Show all lines from the data that include the word "почту".

===== Records supplied =====

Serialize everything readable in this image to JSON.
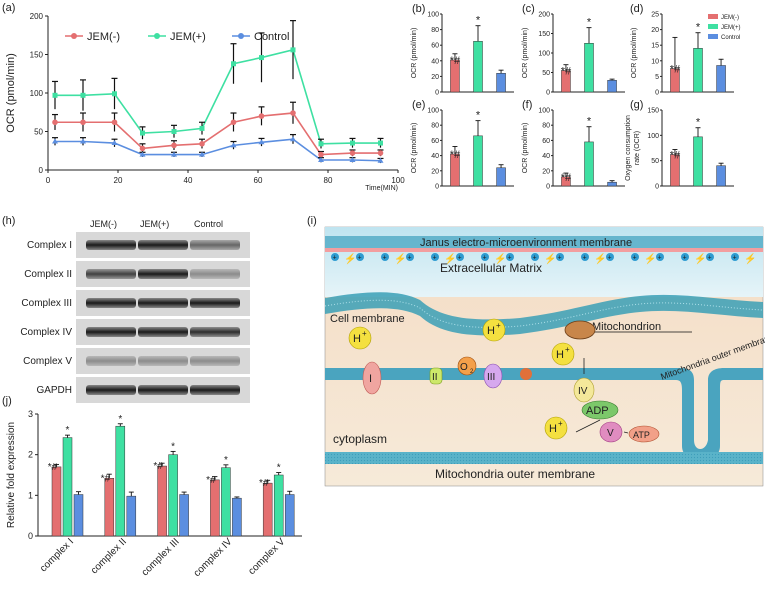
{
  "colors": {
    "jem_minus": "#e46f70",
    "jem_plus": "#3ee0a2",
    "control": "#5b8ee0"
  },
  "panels": {
    "a": "(a)",
    "b": "(b)",
    "c": "(c)",
    "d": "(d)",
    "e": "(e)",
    "f": "(f)",
    "g": "(g)",
    "h": "(h)",
    "i": "(i)",
    "j": "(j)"
  },
  "chart_data": [
    {
      "id": "a",
      "type": "line",
      "ylabel": "OCR (pmol/min)",
      "xlabel": "Time(MIN)",
      "xlim": [
        0,
        100
      ],
      "ylim": [
        0,
        200
      ],
      "xticks": [
        "0",
        "20",
        "40",
        "60",
        "80",
        "100"
      ],
      "yticks": [
        "0",
        "50",
        "100",
        "150",
        "200"
      ],
      "legend": [
        "JEM(-)",
        "JEM(+)",
        "Control"
      ],
      "x": [
        2,
        10,
        19,
        27,
        36,
        44,
        53,
        61,
        70,
        78,
        87,
        95
      ],
      "series": [
        {
          "name": "JEM(-)",
          "values": [
            62,
            62,
            62,
            28,
            32,
            34,
            62,
            70,
            74,
            20,
            22,
            22
          ],
          "err": [
            10,
            12,
            12,
            6,
            6,
            6,
            12,
            12,
            14,
            4,
            4,
            4
          ]
        },
        {
          "name": "JEM(+)",
          "values": [
            97,
            97,
            99,
            48,
            50,
            54,
            138,
            146,
            156,
            34,
            35,
            35
          ],
          "err": [
            18,
            20,
            20,
            8,
            8,
            8,
            26,
            32,
            38,
            6,
            6,
            6
          ]
        },
        {
          "name": "Control",
          "values": [
            37,
            37,
            35,
            20,
            20,
            20,
            32,
            36,
            40,
            13,
            13,
            12
          ],
          "err": [
            5,
            5,
            5,
            3,
            3,
            3,
            5,
            5,
            6,
            3,
            3,
            3
          ]
        }
      ]
    },
    {
      "id": "b",
      "type": "bar",
      "ylabel": "OCR (pmol/min)",
      "ylim": [
        0,
        100
      ],
      "yticks": [
        "0",
        "20",
        "40",
        "60",
        "80",
        "100"
      ],
      "values": [
        41,
        65,
        24
      ],
      "err": [
        8,
        20,
        4
      ],
      "marks": [
        "*#",
        "*",
        ""
      ]
    },
    {
      "id": "c",
      "type": "bar",
      "ylabel": "OCR (pmol/min)",
      "ylim": [
        0,
        200
      ],
      "yticks": [
        "0",
        "50",
        "100",
        "150",
        "200"
      ],
      "values": [
        55,
        125,
        30
      ],
      "err": [
        15,
        40,
        3
      ],
      "marks": [
        "*#",
        "*",
        ""
      ]
    },
    {
      "id": "d",
      "type": "bar",
      "ylabel": "OCR (pmol/min)",
      "ylim": [
        0,
        25
      ],
      "yticks": [
        "0",
        "5",
        "10",
        "15",
        "20",
        "25"
      ],
      "values": [
        7.5,
        14,
        8.5
      ],
      "err": [
        10,
        5,
        2
      ],
      "marks": [
        "*#",
        "*",
        ""
      ]
    },
    {
      "id": "e",
      "type": "bar",
      "ylabel": "OCR (pmol/min)",
      "ylim": [
        0,
        100
      ],
      "yticks": [
        "0",
        "20",
        "40",
        "60",
        "80",
        "100"
      ],
      "values": [
        42,
        66,
        24
      ],
      "err": [
        10,
        20,
        4
      ],
      "marks": [
        "*#",
        "*",
        ""
      ]
    },
    {
      "id": "f",
      "type": "bar",
      "ylabel": "OCR (pmol/min)",
      "ylim": [
        0,
        100
      ],
      "yticks": [
        "0",
        "20",
        "40",
        "60",
        "80",
        "100"
      ],
      "values": [
        12,
        58,
        5
      ],
      "err": [
        5,
        20,
        2
      ],
      "marks": [
        "*#",
        "*",
        ""
      ]
    },
    {
      "id": "g",
      "type": "bar",
      "ylabel": "Oxygen consumption rate (OCR)",
      "ylim": [
        0,
        150
      ],
      "yticks": [
        "0",
        "50",
        "100",
        "150"
      ],
      "values": [
        62,
        97,
        40
      ],
      "err": [
        10,
        18,
        5
      ],
      "marks": [
        "*#",
        "*",
        ""
      ]
    },
    {
      "id": "j",
      "type": "bar",
      "ylabel": "Relative fold expression",
      "ylim": [
        0,
        3
      ],
      "yticks": [
        "0",
        "1",
        "2",
        "3"
      ],
      "categories": [
        "complex I",
        "complex II",
        "complex III",
        "complex IV",
        "complex V"
      ],
      "series": [
        {
          "name": "JEM(-)",
          "values": [
            1.7,
            1.42,
            1.72,
            1.38,
            1.3
          ],
          "err": [
            0.06,
            0.1,
            0.07,
            0.08,
            0.07
          ]
        },
        {
          "name": "JEM(+)",
          "values": [
            2.42,
            2.7,
            2.0,
            1.68,
            1.5
          ],
          "err": [
            0.06,
            0.06,
            0.08,
            0.07,
            0.06
          ]
        },
        {
          "name": "Control",
          "values": [
            1.02,
            0.98,
            1.02,
            0.93,
            1.02
          ],
          "err": [
            0.07,
            0.1,
            0.06,
            0.03,
            0.08
          ]
        }
      ],
      "marks": [
        [
          "*#",
          "*"
        ],
        [
          "*#",
          "*"
        ],
        [
          "*#",
          "*"
        ],
        [
          "*#",
          "*"
        ],
        [
          "*#",
          "*"
        ]
      ]
    }
  ],
  "legend_small": [
    "JEM(-)",
    "JEM(+)",
    "Control"
  ],
  "blot": {
    "columns": [
      "JEM(-)",
      "JEM(+)",
      "Control"
    ],
    "rows": [
      "Complex I",
      "Complex II",
      "Complex III",
      "Complex IV",
      "Complex V",
      "GAPDH"
    ]
  },
  "diagram": {
    "membrane_title": "Janus electro-microenvironment membrane",
    "ecm": "Extracellular Matrix",
    "cell_membrane": "Cell membrane",
    "mitochondrion": "Mitochondrion",
    "mito_outer": "Mitochondria outer membrane",
    "cytoplasm": "cytoplasm",
    "mito_outer_bottom": "Mitochondria outer membrane",
    "complexes": [
      "I",
      "II",
      "III",
      "IV",
      "V"
    ],
    "h_plus": "H",
    "plus": "+",
    "o2": "O",
    "o2_sub": "2",
    "adp": "ADP",
    "atp": "ATP",
    "ion_plus": "+",
    "bolt": "⚡"
  }
}
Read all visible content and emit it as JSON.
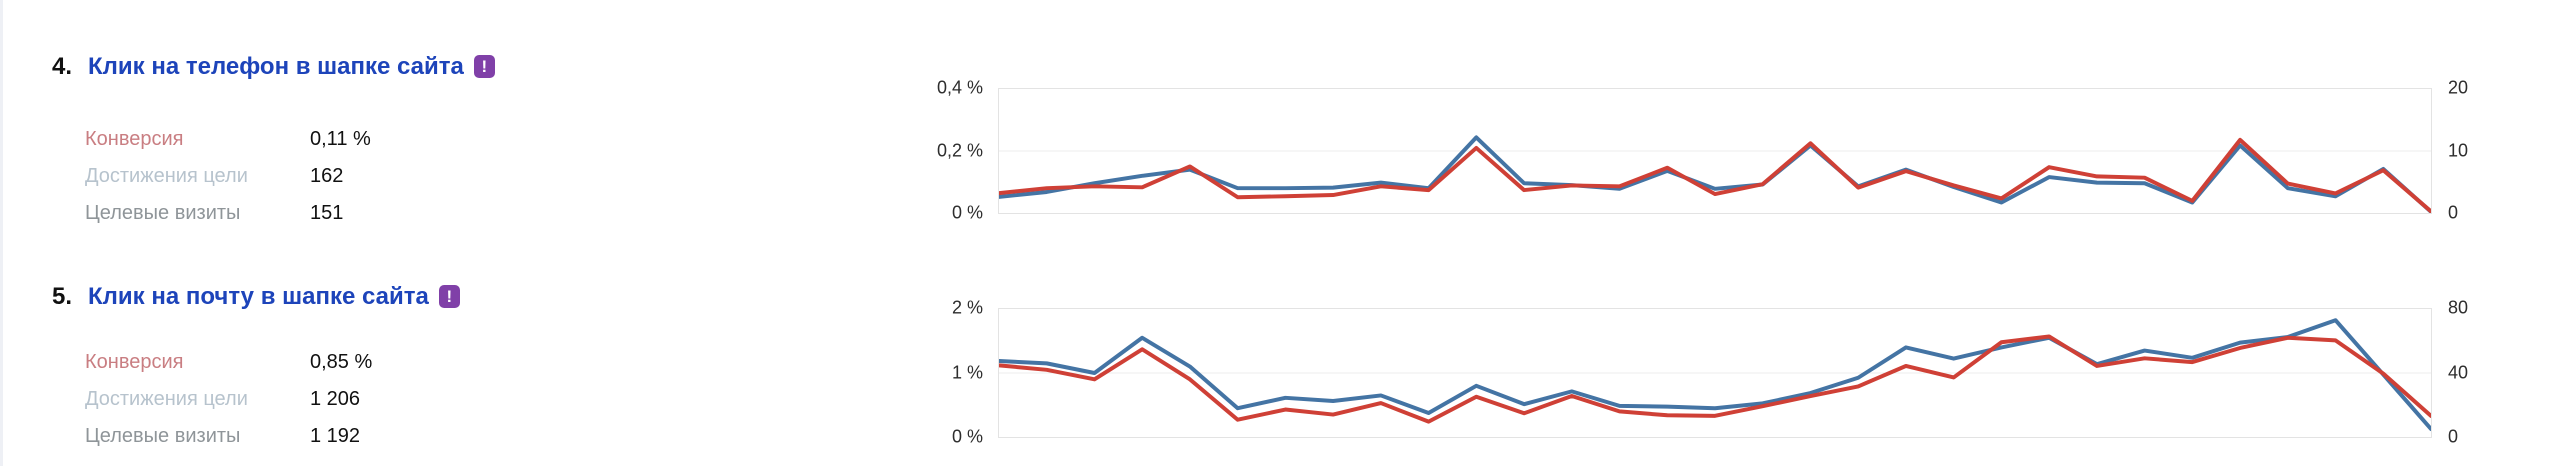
{
  "goals": [
    {
      "index": "4.",
      "title": "Клик на телефон в шапке сайта",
      "badge_glyph": "!",
      "metrics": [
        {
          "label": "Конверсия",
          "value": "0,11 %"
        },
        {
          "label": "Достижения цели",
          "value": "162"
        },
        {
          "label": "Целевые визиты",
          "value": "151"
        }
      ]
    },
    {
      "index": "5.",
      "title": "Клик на почту в шапке сайта",
      "badge_glyph": "!",
      "metrics": [
        {
          "label": "Конверсия",
          "value": "0,85 %"
        },
        {
          "label": "Достижения цели",
          "value": "1 206"
        },
        {
          "label": "Целевые визиты",
          "value": "1 192"
        }
      ]
    }
  ],
  "colors": {
    "title_link": "#1d44ba",
    "badge": "#8040a8",
    "conversion_line": "#cf4036",
    "reaches_line": "#4474a4",
    "conversion_label": "#c97e82",
    "reaches_label": "#b7c3cd",
    "visits_label": "#8f9599",
    "gridline": "#ececec"
  },
  "chart_data": [
    {
      "type": "line",
      "title": "Goal 4: Клик на телефон в шапке сайта",
      "x": [
        1,
        2,
        3,
        4,
        5,
        6,
        7,
        8,
        9,
        10,
        11,
        12,
        13,
        14,
        15,
        16,
        17,
        18,
        19,
        20,
        21,
        22,
        23,
        24,
        25,
        26,
        27,
        28,
        29,
        30,
        31
      ],
      "left_axis": {
        "ticks": [
          "0,4 %",
          "0,2 %",
          "0 %"
        ],
        "min": 0,
        "max": 0.4
      },
      "right_axis": {
        "ticks": [
          "20",
          "10",
          "0"
        ],
        "min": 0,
        "max": 20
      },
      "grid": "horizontal-only",
      "legend": "none",
      "series": [
        {
          "name": "Достижения цели",
          "axis": "right",
          "color": "#4474a4",
          "values": [
            2.6,
            3.4,
            4.8,
            6.0,
            7.0,
            4.0,
            4.0,
            4.1,
            4.9,
            4.0,
            12.2,
            4.8,
            4.5,
            3.9,
            6.8,
            3.9,
            4.6,
            10.9,
            4.3,
            7.0,
            4.2,
            1.7,
            5.8,
            4.9,
            4.8,
            1.7,
            10.9,
            4.0,
            2.7,
            7.1,
            0.2
          ]
        },
        {
          "name": "Конверсия",
          "axis": "left",
          "color": "#cf4036",
          "values": [
            0.064,
            0.08,
            0.086,
            0.083,
            0.15,
            0.051,
            0.054,
            0.058,
            0.086,
            0.074,
            0.21,
            0.074,
            0.089,
            0.086,
            0.146,
            0.061,
            0.093,
            0.225,
            0.082,
            0.135,
            0.089,
            0.047,
            0.148,
            0.118,
            0.114,
            0.039,
            0.236,
            0.095,
            0.063,
            0.138,
            0.005
          ]
        }
      ]
    },
    {
      "type": "line",
      "title": "Goal 5: Клик на почту в шапке сайта",
      "x": [
        1,
        2,
        3,
        4,
        5,
        6,
        7,
        8,
        9,
        10,
        11,
        12,
        13,
        14,
        15,
        16,
        17,
        18,
        19,
        20,
        21,
        22,
        23,
        24,
        25,
        26,
        27,
        28,
        29,
        30,
        31
      ],
      "left_axis": {
        "ticks": [
          "2 %",
          "1 %",
          "0 %"
        ],
        "min": 0,
        "max": 2
      },
      "right_axis": {
        "ticks": [
          "80",
          "40",
          "0"
        ],
        "min": 0,
        "max": 80
      },
      "grid": "horizontal-only",
      "legend": "none",
      "series": [
        {
          "name": "Достижения цели",
          "axis": "right",
          "color": "#4474a4",
          "values": [
            47.5,
            46,
            40,
            62,
            44,
            18,
            24.5,
            22.5,
            26,
            15,
            32,
            20.5,
            28.5,
            19.5,
            19,
            18,
            21,
            27.5,
            37,
            56,
            49,
            56,
            62,
            45.5,
            54,
            49.5,
            59,
            62.5,
            73,
            39,
            5
          ]
        },
        {
          "name": "Конверсия",
          "axis": "left",
          "color": "#cf4036",
          "values": [
            1.12,
            1.05,
            0.9,
            1.37,
            0.9,
            0.27,
            0.43,
            0.35,
            0.53,
            0.24,
            0.63,
            0.37,
            0.64,
            0.4,
            0.34,
            0.33,
            0.48,
            0.64,
            0.79,
            1.11,
            0.93,
            1.48,
            1.57,
            1.11,
            1.23,
            1.17,
            1.39,
            1.55,
            1.51,
            0.99,
            0.33
          ]
        }
      ]
    }
  ]
}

=====

• [Solution below]:
      "title": "Клик на почту в шапке сайта",
      "title": "Goal 5: Клик на почту в шапке сайта",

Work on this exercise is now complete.